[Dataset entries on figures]
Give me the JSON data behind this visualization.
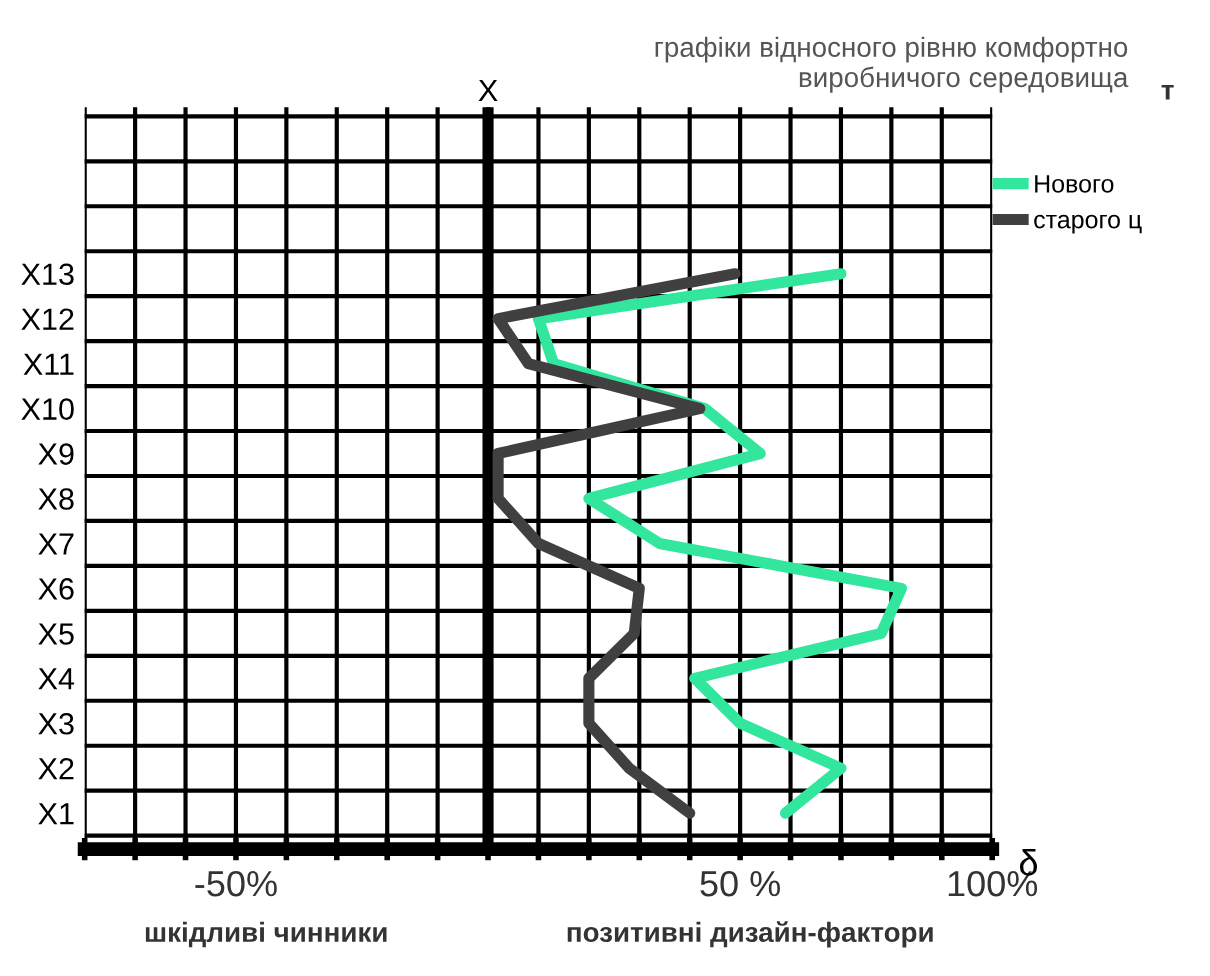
{
  "chart_data": {
    "type": "line",
    "orientation": "horizontal",
    "title": "графіки відносного рівню комфортно\nвиробничого середовища",
    "xlabel": "δ",
    "ylabel": "X",
    "categories": [
      "X13",
      "X12",
      "X11",
      "X10",
      "X9",
      "X8",
      "X7",
      "X6",
      "X5",
      "X4",
      "X3",
      "X2",
      "X1"
    ],
    "series": [
      {
        "name": "Нового",
        "color": "#33e69e",
        "values": [
          70,
          10,
          13,
          43,
          54,
          20,
          34,
          82,
          78,
          41,
          50,
          70,
          59
        ]
      },
      {
        "name": "старого ц",
        "color": "#404040",
        "values": [
          49,
          2,
          8,
          42,
          2,
          2,
          10,
          30,
          29,
          20,
          20,
          28,
          40
        ]
      }
    ],
    "xlim": [
      -80,
      100
    ],
    "xticks": [
      {
        "value": -80,
        "label": null
      },
      {
        "value": -70,
        "label": null
      },
      {
        "value": -60,
        "label": null
      },
      {
        "value": -50,
        "label": "-50%"
      },
      {
        "value": -40,
        "label": null
      },
      {
        "value": -30,
        "label": null
      },
      {
        "value": -20,
        "label": null
      },
      {
        "value": -10,
        "label": null
      },
      {
        "value": 0,
        "label": null
      },
      {
        "value": 10,
        "label": null
      },
      {
        "value": 20,
        "label": null
      },
      {
        "value": 30,
        "label": null
      },
      {
        "value": 40,
        "label": null
      },
      {
        "value": 50,
        "label": "50 %"
      },
      {
        "value": 60,
        "label": null
      },
      {
        "value": 70,
        "label": null
      },
      {
        "value": 80,
        "label": null
      },
      {
        "value": 90,
        "label": null
      },
      {
        "value": 100,
        "label": "100%"
      }
    ],
    "grid": true,
    "legend": "top right",
    "marker": "none",
    "line_style": "solid",
    "annotations": [
      "т",
      "шкідливі чинники",
      "позитивні дизайн-фактори"
    ]
  }
}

** Problem to solve **
Transcribe the listing in full and omit the pictures.

** Full output **
Give me the JSON data behind this visualization.
{
  "chart_data": {
    "type": "line",
    "orientation": "horizontal",
    "title": "графіки відносного рівню комфортно\nвиробничого середовища",
    "xlabel": "δ",
    "ylabel": "X",
    "categories": [
      "X13",
      "X12",
      "X11",
      "X10",
      "X9",
      "X8",
      "X7",
      "X6",
      "X5",
      "X4",
      "X3",
      "X2",
      "X1"
    ],
    "series": [
      {
        "name": "Нового",
        "color": "#33e69e",
        "values": [
          70,
          10,
          13,
          43,
          54,
          20,
          34,
          82,
          78,
          41,
          50,
          70,
          59
        ]
      },
      {
        "name": "старого ц",
        "color": "#404040",
        "values": [
          49,
          2,
          8,
          42,
          2,
          2,
          10,
          30,
          29,
          20,
          20,
          28,
          40
        ]
      }
    ],
    "xlim": [
      -80,
      100
    ],
    "xticks": [
      {
        "value": -80,
        "label": null
      },
      {
        "value": -70,
        "label": null
      },
      {
        "value": -60,
        "label": null
      },
      {
        "value": -50,
        "label": "-50%"
      },
      {
        "value": -40,
        "label": null
      },
      {
        "value": -30,
        "label": null
      },
      {
        "value": -20,
        "label": null
      },
      {
        "value": -10,
        "label": null
      },
      {
        "value": 0,
        "label": null
      },
      {
        "value": 10,
        "label": null
      },
      {
        "value": 20,
        "label": null
      },
      {
        "value": 30,
        "label": null
      },
      {
        "value": 40,
        "label": null
      },
      {
        "value": 50,
        "label": "50 %"
      },
      {
        "value": 60,
        "label": null
      },
      {
        "value": 70,
        "label": null
      },
      {
        "value": 80,
        "label": null
      },
      {
        "value": 90,
        "label": null
      },
      {
        "value": 100,
        "label": "100%"
      }
    ],
    "grid": true,
    "legend": "top right",
    "marker": "none",
    "line_style": "solid",
    "annotations": [
      "т",
      "шкідливі чинники",
      "позитивні дизайн-фактори"
    ]
  }
}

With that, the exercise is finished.